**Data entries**
## start

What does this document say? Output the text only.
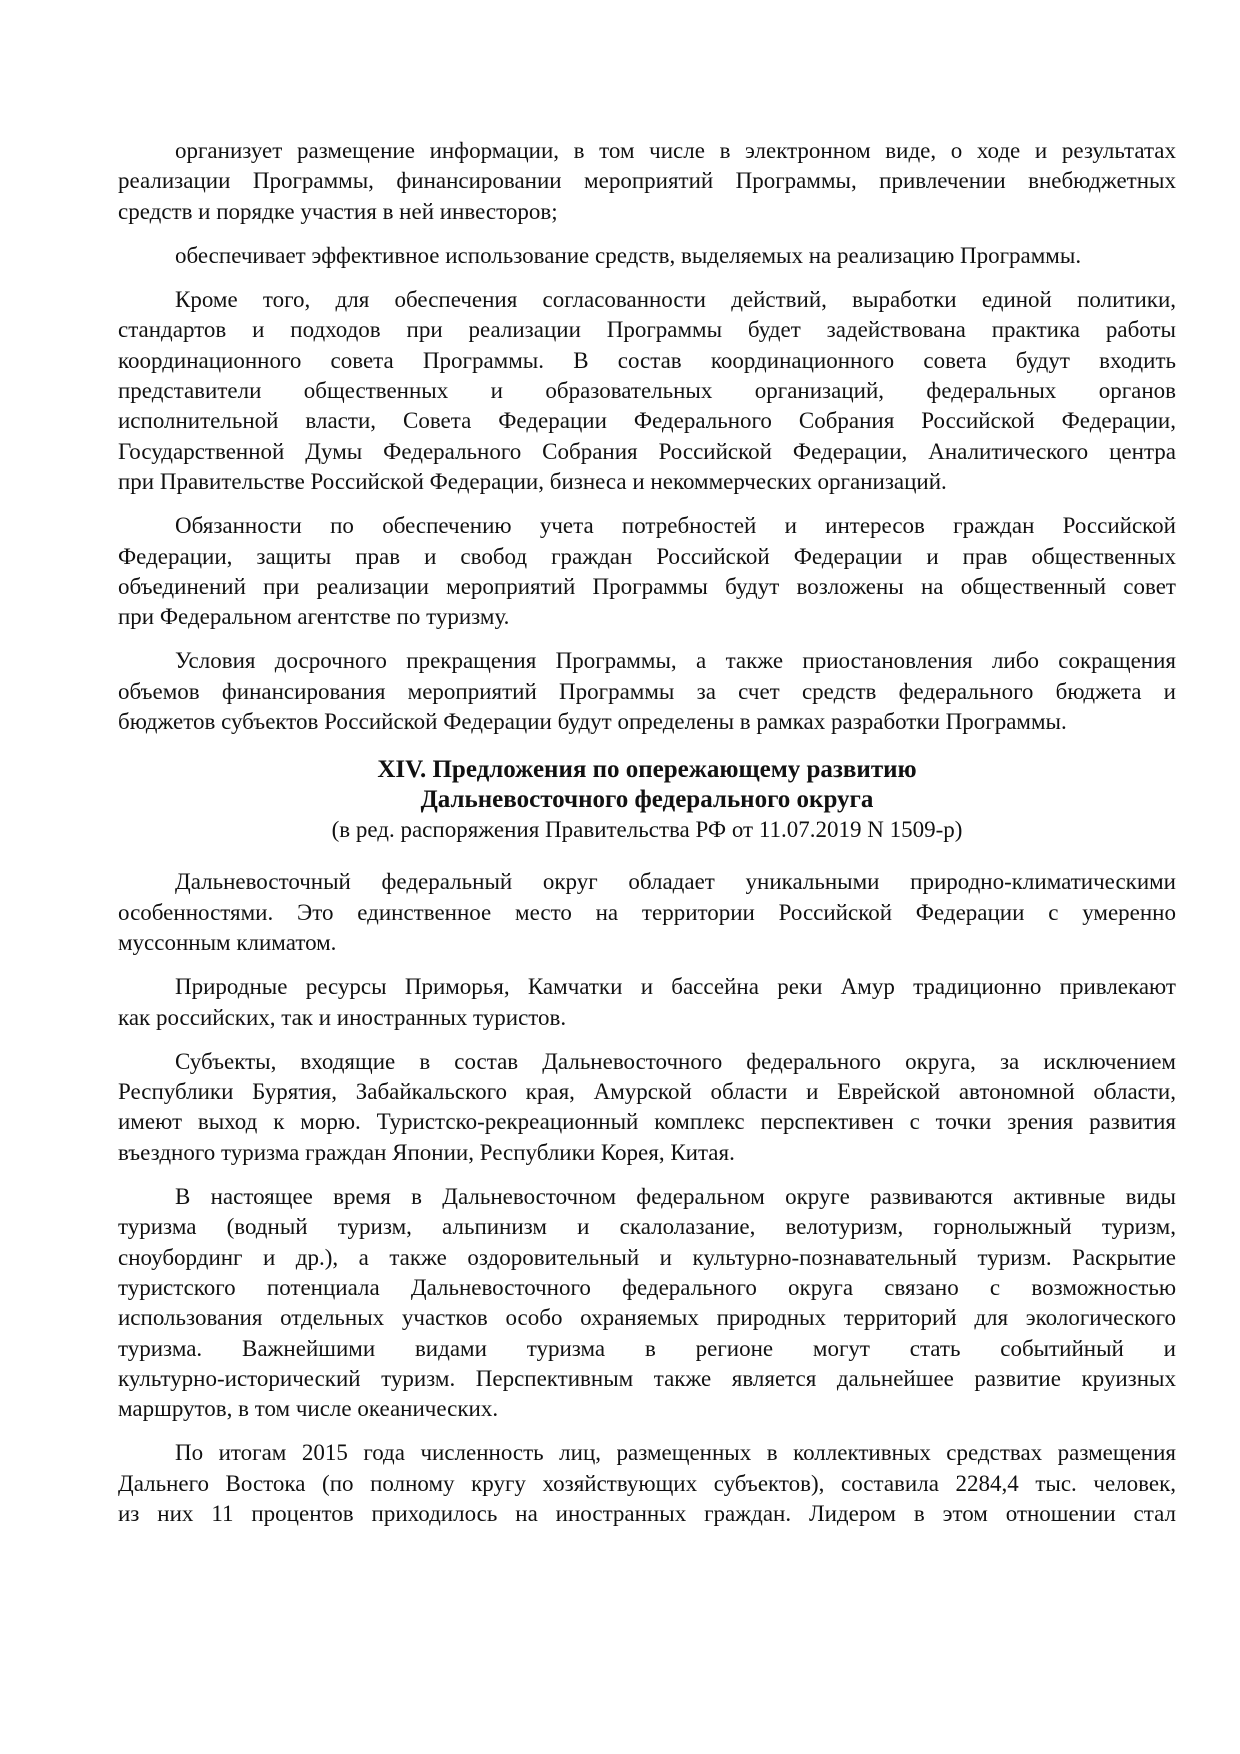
организует размещение информации, в том числе в электронном виде, о ходе и результатах
реализации Программы, финансировании мероприятий Программы, привлечении внебюджетных
средств и порядке участия в ней инвесторов;
обеспечивает эффективное использование средств, выделяемых на реализацию Программы.
Кроме того, для обеспечения согласованности действий, выработки единой политики,
стандартов и подходов при реализации Программы будет задействована практика работы
координационного совета Программы. В состав координационного совета будут входить
представители общественных и образовательных организаций, федеральных органов
исполнительной власти, Совета Федерации Федерального Собрания Российской Федерации,
Государственной Думы Федерального Собрания Российской Федерации, Аналитического центра
при Правительстве Российской Федерации, бизнеса и некоммерческих организаций.
Обязанности по обеспечению учета потребностей и интересов граждан Российской
Федерации, защиты прав и свобод граждан Российской Федерации и прав общественных
объединений при реализации мероприятий Программы будут возложены на общественный совет
при Федеральном агентстве по туризму.
Условия досрочного прекращения Программы, а также приостановления либо сокращения
объемов финансирования мероприятий Программы за счет средств федерального бюджета и
бюджетов субъектов Российской Федерации будут определены в рамках разработки Программы.
XIV. Предложения по опережающему развитию
Дальневосточного федерального округа
(в ред. распоряжения Правительства РФ от 11.07.2019 N 1509-р)
Дальневосточный федеральный округ обладает уникальными природно-климатическими
особенностями. Это единственное место на территории Российской Федерации с умеренно
муссонным климатом.
Природные ресурсы Приморья, Камчатки и бассейна реки Амур традиционно привлекают
как российских, так и иностранных туристов.
Субъекты, входящие в состав Дальневосточного федерального округа, за исключением
Республики Бурятия, Забайкальского края, Амурской области и Еврейской автономной области,
имеют выход к морю. Туристско-рекреационный комплекс перспективен с точки зрения развития
въездного туризма граждан Японии, Республики Корея, Китая.
В настоящее время в Дальневосточном федеральном округе развиваются активные виды
туризма (водный туризм, альпинизм и скалолазание, велотуризм, горнолыжный туризм,
сноубординг и др.), а также оздоровительный и культурно-познавательный туризм. Раскрытие
туристского потенциала Дальневосточного федерального округа связано с возможностью
использования отдельных участков особо охраняемых природных территорий для экологического
туризма. Важнейшими видами туризма в регионе могут стать событийный и
культурно-исторический туризм. Перспективным также является дальнейшее развитие круизных
маршрутов, в том числе океанических.
По итогам 2015 года численность лиц, размещенных в коллективных средствах размещения
Дальнего Востока (по полному кругу хозяйствующих субъектов), составила 2284,4 тыс. человек,
из них 11 процентов приходилось на иностранных граждан. Лидером в этом отношении стал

## end

**Written instruction**
Reproduce every record above exactly, but leave out the pictures.

**Result**
What does this document say? Output the text only.
организует размещение информации, в том числе в электронном виде, о ходе и результатах
реализации Программы, финансировании мероприятий Программы, привлечении внебюджетных
средств и порядке участия в ней инвесторов;
обеспечивает эффективное использование средств, выделяемых на реализацию Программы.
Кроме того, для обеспечения согласованности действий, выработки единой политики,
стандартов и подходов при реализации Программы будет задействована практика работы
координационного совета Программы. В состав координационного совета будут входить
представители общественных и образовательных организаций, федеральных органов
исполнительной власти, Совета Федерации Федерального Собрания Российской Федерации,
Государственной Думы Федерального Собрания Российской Федерации, Аналитического центра
при Правительстве Российской Федерации, бизнеса и некоммерческих организаций.
Обязанности по обеспечению учета потребностей и интересов граждан Российской
Федерации, защиты прав и свобод граждан Российской Федерации и прав общественных
объединений при реализации мероприятий Программы будут возложены на общественный совет
при Федеральном агентстве по туризму.
Условия досрочного прекращения Программы, а также приостановления либо сокращения
объемов финансирования мероприятий Программы за счет средств федерального бюджета и
бюджетов субъектов Российской Федерации будут определены в рамках разработки Программы.
XIV. Предложения по опережающему развитию
Дальневосточного федерального округа
(в ред. распоряжения Правительства РФ от 11.07.2019 N 1509-р)
Дальневосточный федеральный округ обладает уникальными природно-климатическими
особенностями. Это единственное место на территории Российской Федерации с умеренно
муссонным климатом.
Природные ресурсы Приморья, Камчатки и бассейна реки Амур традиционно привлекают
как российских, так и иностранных туристов.
Субъекты, входящие в состав Дальневосточного федерального округа, за исключением
Республики Бурятия, Забайкальского края, Амурской области и Еврейской автономной области,
имеют выход к морю. Туристско-рекреационный комплекс перспективен с точки зрения развития
въездного туризма граждан Японии, Республики Корея, Китая.
В настоящее время в Дальневосточном федеральном округе развиваются активные виды
туризма (водный туризм, альпинизм и скалолазание, велотуризм, горнолыжный туризм,
сноубординг и др.), а также оздоровительный и культурно-познавательный туризм. Раскрытие
туристского потенциала Дальневосточного федерального округа связано с возможностью
использования отдельных участков особо охраняемых природных территорий для экологического
туризма. Важнейшими видами туризма в регионе могут стать событийный и
культурно-исторический туризм. Перспективным также является дальнейшее развитие круизных
маршрутов, в том числе океанических.
По итогам 2015 года численность лиц, размещенных в коллективных средствах размещения
Дальнего Востока (по полному кругу хозяйствующих субъектов), составила 2284,4 тыс. человек,
из них 11 процентов приходилось на иностранных граждан. Лидером в этом отношении стал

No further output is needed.